**Stated goal:** Pick out the lines below that contain the string "ひどいッ" and copy them all.

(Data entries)
-- START --
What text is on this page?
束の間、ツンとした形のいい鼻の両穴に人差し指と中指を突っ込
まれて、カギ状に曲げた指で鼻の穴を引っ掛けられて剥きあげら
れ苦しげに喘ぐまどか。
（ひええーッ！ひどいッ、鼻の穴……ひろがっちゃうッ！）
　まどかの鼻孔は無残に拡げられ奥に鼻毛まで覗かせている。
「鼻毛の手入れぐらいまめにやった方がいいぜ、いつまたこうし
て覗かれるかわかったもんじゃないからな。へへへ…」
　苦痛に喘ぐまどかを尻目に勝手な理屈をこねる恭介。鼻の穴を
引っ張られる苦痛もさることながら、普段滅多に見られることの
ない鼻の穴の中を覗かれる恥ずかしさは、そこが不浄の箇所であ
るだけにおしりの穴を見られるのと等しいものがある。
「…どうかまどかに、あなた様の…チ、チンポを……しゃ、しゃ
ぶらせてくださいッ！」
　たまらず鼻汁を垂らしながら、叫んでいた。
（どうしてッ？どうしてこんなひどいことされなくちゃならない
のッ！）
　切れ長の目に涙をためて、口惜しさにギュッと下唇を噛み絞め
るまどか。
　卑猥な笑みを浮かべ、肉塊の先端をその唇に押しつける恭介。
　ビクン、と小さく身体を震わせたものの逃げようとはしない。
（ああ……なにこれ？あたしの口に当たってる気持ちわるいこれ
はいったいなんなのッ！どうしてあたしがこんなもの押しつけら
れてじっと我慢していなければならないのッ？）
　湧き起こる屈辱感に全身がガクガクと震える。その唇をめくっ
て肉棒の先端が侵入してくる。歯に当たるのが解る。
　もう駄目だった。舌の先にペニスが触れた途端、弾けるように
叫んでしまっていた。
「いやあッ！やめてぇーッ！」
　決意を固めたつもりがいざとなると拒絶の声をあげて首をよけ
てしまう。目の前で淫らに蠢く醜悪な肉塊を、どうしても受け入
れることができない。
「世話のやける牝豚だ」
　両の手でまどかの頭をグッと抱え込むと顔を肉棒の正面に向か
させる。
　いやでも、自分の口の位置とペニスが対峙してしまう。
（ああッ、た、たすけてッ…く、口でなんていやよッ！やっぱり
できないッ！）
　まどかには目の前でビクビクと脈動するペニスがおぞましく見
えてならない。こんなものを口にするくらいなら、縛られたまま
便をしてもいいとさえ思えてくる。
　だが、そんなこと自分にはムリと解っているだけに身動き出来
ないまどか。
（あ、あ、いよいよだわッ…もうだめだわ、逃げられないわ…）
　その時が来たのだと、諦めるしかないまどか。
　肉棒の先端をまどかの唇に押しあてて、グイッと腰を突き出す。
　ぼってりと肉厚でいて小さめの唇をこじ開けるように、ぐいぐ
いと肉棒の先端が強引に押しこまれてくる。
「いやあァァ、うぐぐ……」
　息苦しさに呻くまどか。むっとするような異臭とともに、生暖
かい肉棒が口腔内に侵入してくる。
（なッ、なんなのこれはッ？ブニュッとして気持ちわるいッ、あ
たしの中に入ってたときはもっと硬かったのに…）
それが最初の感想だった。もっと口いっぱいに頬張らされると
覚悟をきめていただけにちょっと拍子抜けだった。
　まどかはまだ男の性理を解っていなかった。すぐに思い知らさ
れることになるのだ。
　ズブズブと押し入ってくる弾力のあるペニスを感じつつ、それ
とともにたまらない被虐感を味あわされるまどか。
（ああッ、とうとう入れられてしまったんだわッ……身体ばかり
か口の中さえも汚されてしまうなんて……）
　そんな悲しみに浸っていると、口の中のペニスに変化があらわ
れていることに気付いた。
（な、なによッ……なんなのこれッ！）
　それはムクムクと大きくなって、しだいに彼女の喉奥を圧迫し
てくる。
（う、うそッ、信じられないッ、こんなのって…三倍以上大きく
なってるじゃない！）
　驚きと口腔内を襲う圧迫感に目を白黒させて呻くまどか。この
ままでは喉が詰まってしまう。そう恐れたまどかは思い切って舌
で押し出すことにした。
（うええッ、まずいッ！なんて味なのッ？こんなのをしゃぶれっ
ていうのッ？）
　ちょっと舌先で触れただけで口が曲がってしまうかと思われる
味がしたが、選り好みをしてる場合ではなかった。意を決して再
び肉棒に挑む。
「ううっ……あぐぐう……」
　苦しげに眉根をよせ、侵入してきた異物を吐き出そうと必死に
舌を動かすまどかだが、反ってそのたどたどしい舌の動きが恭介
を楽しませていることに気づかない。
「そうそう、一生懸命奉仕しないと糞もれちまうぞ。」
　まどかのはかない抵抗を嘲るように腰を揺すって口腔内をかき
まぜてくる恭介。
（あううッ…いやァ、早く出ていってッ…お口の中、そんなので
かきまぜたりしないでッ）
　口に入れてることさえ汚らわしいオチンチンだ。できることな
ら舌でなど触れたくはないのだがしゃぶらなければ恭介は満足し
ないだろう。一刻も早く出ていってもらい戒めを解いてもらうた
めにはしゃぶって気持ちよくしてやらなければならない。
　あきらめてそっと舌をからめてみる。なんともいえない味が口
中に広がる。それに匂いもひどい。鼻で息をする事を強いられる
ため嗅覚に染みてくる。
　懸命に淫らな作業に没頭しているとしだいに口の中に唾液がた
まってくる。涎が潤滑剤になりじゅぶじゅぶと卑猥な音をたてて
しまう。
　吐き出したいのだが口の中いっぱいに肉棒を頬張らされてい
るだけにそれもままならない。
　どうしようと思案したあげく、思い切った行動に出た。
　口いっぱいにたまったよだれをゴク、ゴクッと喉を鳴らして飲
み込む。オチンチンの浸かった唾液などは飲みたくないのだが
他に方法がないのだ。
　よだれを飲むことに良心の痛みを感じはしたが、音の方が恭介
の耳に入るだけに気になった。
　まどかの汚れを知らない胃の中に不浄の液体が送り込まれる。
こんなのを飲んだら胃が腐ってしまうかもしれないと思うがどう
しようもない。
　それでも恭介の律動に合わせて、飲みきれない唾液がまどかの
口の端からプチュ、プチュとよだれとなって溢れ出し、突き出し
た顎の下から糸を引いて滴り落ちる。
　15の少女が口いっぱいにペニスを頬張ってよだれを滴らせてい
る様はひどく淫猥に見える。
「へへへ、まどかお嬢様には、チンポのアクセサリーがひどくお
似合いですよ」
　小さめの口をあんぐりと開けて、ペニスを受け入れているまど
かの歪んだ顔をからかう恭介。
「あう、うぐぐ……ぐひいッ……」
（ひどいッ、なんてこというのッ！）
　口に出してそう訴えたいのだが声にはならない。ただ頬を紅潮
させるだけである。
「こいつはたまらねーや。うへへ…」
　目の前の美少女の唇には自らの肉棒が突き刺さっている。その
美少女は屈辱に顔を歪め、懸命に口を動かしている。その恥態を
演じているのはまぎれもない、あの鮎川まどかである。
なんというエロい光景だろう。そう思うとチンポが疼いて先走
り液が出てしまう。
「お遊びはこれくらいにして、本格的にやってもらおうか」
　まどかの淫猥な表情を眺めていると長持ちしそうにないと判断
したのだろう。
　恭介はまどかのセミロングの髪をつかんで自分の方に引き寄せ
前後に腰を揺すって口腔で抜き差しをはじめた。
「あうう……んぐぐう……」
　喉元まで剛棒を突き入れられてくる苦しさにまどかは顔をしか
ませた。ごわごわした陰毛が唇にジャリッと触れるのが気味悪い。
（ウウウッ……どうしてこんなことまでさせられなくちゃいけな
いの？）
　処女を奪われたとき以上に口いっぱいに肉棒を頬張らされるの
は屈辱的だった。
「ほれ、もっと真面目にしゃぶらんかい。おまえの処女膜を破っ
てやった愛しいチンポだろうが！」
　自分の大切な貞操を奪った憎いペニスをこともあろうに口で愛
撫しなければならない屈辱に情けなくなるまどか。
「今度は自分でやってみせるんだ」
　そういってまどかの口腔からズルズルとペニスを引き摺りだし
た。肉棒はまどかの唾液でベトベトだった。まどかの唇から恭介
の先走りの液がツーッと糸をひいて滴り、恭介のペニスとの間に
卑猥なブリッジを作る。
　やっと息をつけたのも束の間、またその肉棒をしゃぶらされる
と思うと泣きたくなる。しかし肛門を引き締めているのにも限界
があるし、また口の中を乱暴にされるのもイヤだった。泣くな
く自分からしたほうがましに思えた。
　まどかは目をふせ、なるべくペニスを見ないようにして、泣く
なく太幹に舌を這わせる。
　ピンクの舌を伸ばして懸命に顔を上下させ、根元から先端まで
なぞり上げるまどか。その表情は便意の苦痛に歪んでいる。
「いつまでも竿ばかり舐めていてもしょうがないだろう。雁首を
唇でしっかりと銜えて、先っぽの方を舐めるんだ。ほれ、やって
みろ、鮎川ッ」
-- END --
**Answer in full:**
（ひええーッ！ひどいッ、鼻の穴……ひろがっちゃうッ！）
（ひどいッ、なんてこというのッ！）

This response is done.